[Data for processing]
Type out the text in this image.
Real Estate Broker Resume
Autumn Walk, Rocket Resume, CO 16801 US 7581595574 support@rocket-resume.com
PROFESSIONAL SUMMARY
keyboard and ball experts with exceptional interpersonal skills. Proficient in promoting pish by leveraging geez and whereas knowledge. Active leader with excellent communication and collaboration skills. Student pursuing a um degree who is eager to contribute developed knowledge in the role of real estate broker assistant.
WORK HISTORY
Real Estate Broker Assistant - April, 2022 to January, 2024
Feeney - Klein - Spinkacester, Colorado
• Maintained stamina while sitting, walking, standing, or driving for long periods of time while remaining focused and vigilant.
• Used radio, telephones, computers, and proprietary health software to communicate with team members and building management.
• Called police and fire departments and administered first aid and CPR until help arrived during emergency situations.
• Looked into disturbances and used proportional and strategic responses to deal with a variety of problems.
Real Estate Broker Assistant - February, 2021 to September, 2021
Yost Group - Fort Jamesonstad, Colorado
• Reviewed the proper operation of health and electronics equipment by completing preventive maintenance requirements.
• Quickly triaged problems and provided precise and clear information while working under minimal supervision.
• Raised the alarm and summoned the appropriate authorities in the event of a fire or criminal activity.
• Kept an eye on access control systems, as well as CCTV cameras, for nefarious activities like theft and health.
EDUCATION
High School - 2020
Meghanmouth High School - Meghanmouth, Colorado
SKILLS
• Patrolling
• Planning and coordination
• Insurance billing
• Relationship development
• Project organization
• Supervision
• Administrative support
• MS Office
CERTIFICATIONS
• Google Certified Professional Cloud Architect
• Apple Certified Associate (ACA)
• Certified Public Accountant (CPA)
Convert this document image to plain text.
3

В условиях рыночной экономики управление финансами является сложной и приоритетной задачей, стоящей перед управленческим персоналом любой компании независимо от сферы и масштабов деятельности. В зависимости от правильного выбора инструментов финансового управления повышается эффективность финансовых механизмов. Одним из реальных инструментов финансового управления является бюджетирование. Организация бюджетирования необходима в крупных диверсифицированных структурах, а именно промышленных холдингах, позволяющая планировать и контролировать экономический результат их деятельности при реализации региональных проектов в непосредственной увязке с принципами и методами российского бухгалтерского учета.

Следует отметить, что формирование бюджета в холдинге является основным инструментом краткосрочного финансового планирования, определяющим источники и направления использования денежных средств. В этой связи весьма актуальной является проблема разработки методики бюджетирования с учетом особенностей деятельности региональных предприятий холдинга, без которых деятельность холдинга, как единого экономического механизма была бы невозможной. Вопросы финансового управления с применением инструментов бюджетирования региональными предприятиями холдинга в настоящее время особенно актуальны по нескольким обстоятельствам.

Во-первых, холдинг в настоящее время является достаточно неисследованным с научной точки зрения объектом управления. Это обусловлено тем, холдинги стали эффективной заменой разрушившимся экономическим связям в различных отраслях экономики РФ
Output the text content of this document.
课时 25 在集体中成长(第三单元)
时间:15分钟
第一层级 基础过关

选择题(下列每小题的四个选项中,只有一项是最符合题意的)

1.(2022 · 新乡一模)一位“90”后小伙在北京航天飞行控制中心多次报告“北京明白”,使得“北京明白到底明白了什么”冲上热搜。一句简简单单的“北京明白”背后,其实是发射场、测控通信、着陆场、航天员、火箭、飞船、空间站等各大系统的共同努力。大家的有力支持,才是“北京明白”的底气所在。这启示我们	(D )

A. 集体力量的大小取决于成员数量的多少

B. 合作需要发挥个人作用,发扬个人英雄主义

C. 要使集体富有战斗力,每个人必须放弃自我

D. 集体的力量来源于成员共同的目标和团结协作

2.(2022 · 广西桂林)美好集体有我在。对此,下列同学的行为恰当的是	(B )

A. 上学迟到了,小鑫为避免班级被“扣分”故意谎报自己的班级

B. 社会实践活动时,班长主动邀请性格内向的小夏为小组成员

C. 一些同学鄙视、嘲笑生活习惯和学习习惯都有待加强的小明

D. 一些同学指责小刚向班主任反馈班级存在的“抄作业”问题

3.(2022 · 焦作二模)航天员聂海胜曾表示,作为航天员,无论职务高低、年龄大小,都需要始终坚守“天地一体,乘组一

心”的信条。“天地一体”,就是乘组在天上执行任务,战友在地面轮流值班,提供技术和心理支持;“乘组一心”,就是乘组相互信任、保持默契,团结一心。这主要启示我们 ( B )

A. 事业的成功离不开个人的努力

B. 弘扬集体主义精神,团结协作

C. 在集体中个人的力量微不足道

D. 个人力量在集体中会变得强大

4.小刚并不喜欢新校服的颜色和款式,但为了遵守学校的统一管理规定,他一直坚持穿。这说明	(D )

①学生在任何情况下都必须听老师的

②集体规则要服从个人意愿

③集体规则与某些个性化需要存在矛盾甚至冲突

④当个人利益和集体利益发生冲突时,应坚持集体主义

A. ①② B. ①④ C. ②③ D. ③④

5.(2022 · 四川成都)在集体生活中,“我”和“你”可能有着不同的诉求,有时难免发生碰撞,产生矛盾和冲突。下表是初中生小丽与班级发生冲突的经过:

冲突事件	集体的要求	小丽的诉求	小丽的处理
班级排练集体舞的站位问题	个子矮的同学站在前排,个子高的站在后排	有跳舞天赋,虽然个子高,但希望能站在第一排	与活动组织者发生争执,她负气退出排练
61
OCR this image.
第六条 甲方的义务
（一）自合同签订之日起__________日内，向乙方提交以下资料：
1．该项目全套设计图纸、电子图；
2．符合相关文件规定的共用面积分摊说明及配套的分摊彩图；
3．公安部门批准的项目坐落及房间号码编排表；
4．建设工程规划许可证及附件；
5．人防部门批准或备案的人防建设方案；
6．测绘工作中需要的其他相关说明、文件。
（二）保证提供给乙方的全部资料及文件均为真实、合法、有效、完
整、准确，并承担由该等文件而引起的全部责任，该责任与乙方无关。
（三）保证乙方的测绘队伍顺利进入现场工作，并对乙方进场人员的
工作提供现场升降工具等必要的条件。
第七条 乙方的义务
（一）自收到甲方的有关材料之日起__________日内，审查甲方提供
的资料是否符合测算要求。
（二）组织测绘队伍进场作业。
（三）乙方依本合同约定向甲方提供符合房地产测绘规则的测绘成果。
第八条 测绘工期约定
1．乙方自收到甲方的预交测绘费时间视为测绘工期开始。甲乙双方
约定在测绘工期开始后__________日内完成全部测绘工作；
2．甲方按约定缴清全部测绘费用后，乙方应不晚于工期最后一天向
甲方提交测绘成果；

[Stated task] Write out all the entries exactly.

[Expected answer]
Type out the text in this image.
Real Estate Broker Resume
Autumn Walk, Rocket Resume, CO 16801 US 7581595574 support@rocket-resume.com
PROFESSIONAL SUMMARY
keyboard and ball experts with exceptional interpersonal skills. Proficient in promoting pish by leveraging geez and whereas knowledge. Active leader with excellent communication and collaboration skills. Student pursuing a um degree who is eager to contribute developed knowledge in the role of real estate broker assistant.
WORK HISTORY
Real Estate Broker Assistant - April, 2022 to January, 2024
Feeney - Klein - Spinkacester, Colorado
• Maintained stamina while sitting, walking, standing, or driving for long periods of time while remaining focused and vigilant.
• Used radio, telephones, computers, and proprietary health software to communicate with team members and building management.
• Called police and fire departments and administered first aid and CPR until help arrived during emergency situations.
• Looked into disturbances and used proportional and strategic responses to deal with a variety of problems.
Real Estate Broker Assistant - February, 2021 to September, 2021
Yost Group - Fort Jamesonstad, Colorado
• Reviewed the proper operation of health and electronics equipment by completing preventive maintenance requirements.
• Quickly triaged problems and provided precise and clear information while working under minimal supervision.
• Raised the alarm and summoned the appropriate authorities in the event of a fire or criminal activity.
• Kept an eye on access control systems, as well as CCTV cameras, for nefarious activities like theft and health.
EDUCATION
High School - 2020
Meghanmouth High School - Meghanmouth, Colorado
SKILLS
• Patrolling
• Planning and coordination
• Insurance billing
• Relationship development
• Project organization
• Supervision
• Administrative support
• MS Office
CERTIFICATIONS
• Google Certified Professional Cloud Architect
• Apple Certified Associate (ACA)
• Certified Public Accountant (CPA)
Convert this document image to plain text.
3

В условиях рыночной экономики управление финансами является сложной и приоритетной задачей, стоящей перед управленческим персоналом любой компании независимо от сферы и масштабов деятельности. В зависимости от правильного выбора инструментов финансового управления повышается эффективность финансовых механизмов. Одним из реальных инструментов финансового управления является бюджетирование. Организация бюджетирования необходима в крупных диверсифицированных структурах, а именно промышленных холдингах, позволяющая планировать и контролировать экономический результат их деятельности при реализации региональных проектов в непосредственной увязке с принципами и методами российского бухгалтерского учета.

Следует отметить, что формирование бюджета в холдинге является основным инструментом краткосрочного финансового планирования, определяющим источники и направления использования денежных средств. В этой связи весьма актуальной является проблема разработки методики бюджетирования с учетом особенностей деятельности региональных предприятий холдинга, без которых деятельность холдинга, как единого экономического механизма была бы невозможной. Вопросы финансового управления с применением инструментов бюджетирования региональными предприятиями холдинга в настоящее время особенно актуальны по нескольким обстоятельствам.

Во-первых, холдинг в настоящее время является достаточно неисследованным с научной точки зрения объектом управления. Это обусловлено тем, холдинги стали эффективной заменой разрушившимся экономическим связям в различных отраслях экономики РФ
Output the text content of this document.
课时 25 在集体中成长(第三单元)
时间:15分钟
第一层级 基础过关

选择题(下列每小题的四个选项中,只有一项是最符合题意的)

1.(2022 · 新乡一模)一位“90”后小伙在北京航天飞行控制中心多次报告“北京明白”,使得“北京明白到底明白了什么”冲上热搜。一句简简单单的“北京明白”背后,其实是发射场、测控通信、着陆场、航天员、火箭、飞船、空间站等各大系统的共同努力。大家的有力支持,才是“北京明白”的底气所在。这启示我们	(D )

A. 集体力量的大小取决于成员数量的多少

B. 合作需要发挥个人作用,发扬个人英雄主义

C. 要使集体富有战斗力,每个人必须放弃自我

D. 集体的力量来源于成员共同的目标和团结协作

2.(2022 · 广西桂林)美好集体有我在。对此,下列同学的行为恰当的是	(B )

A. 上学迟到了,小鑫为避免班级被“扣分”故意谎报自己的班级

B. 社会实践活动时,班长主动邀请性格内向的小夏为小组成员

C. 一些同学鄙视、嘲笑生活习惯和学习习惯都有待加强的小明

D. 一些同学指责小刚向班主任反馈班级存在的“抄作业”问题

3.(2022 · 焦作二模)航天员聂海胜曾表示,作为航天员,无论职务高低、年龄大小,都需要始终坚守“天地一体,乘组一

心”的信条。“天地一体”,就是乘组在天上执行任务,战友在地面轮流值班,提供技术和心理支持;“乘组一心”,就是乘组相互信任、保持默契,团结一心。这主要启示我们 ( B )

A. 事业的成功离不开个人的努力

B. 弘扬集体主义精神,团结协作

C. 在集体中个人的力量微不足道

D. 个人力量在集体中会变得强大

4.小刚并不喜欢新校服的颜色和款式,但为了遵守学校的统一管理规定,他一直坚持穿。这说明	(D )

①学生在任何情况下都必须听老师的

②集体规则要服从个人意愿

③集体规则与某些个性化需要存在矛盾甚至冲突

④当个人利益和集体利益发生冲突时,应坚持集体主义

A. ①② B. ①④ C. ②③ D. ③④

5.(2022 · 四川成都)在集体生活中,“我”和“你”可能有着不同的诉求,有时难免发生碰撞,产生矛盾和冲突。下表是初中生小丽与班级发生冲突的经过:

冲突事件	集体的要求	小丽的诉求	小丽的处理
班级排练集体舞的站位问题	个子矮的同学站在前排,个子高的站在后排	有跳舞天赋,虽然个子高,但希望能站在第一排	与活动组织者发生争执,她负气退出排练
61
OCR this image.
第六条 甲方的义务
（一）自合同签订之日起__________日内，向乙方提交以下资料：
1．该项目全套设计图纸、电子图；
2．符合相关文件规定的共用面积分摊说明及配套的分摊彩图；
3．公安部门批准的项目坐落及房间号码编排表；
4．建设工程规划许可证及附件；
5．人防部门批准或备案的人防建设方案；
6．测绘工作中需要的其他相关说明、文件。
（二）保证提供给乙方的全部资料及文件均为真实、合法、有效、完
整、准确，并承担由该等文件而引起的全部责任，该责任与乙方无关。
（三）保证乙方的测绘队伍顺利进入现场工作，并对乙方进场人员的
工作提供现场升降工具等必要的条件。
第七条 乙方的义务
（一）自收到甲方的有关材料之日起__________日内，审查甲方提供
的资料是否符合测算要求。
（二）组织测绘队伍进场作业。
（三）乙方依本合同约定向甲方提供符合房地产测绘规则的测绘成果。
第八条 测绘工期约定
1．乙方自收到甲方的预交测绘费时间视为测绘工期开始。甲乙双方
约定在测绘工期开始后__________日内完成全部测绘工作；
2．甲方按约定缴清全部测绘费用后，乙方应不晚于工期最后一天向
甲方提交测绘成果；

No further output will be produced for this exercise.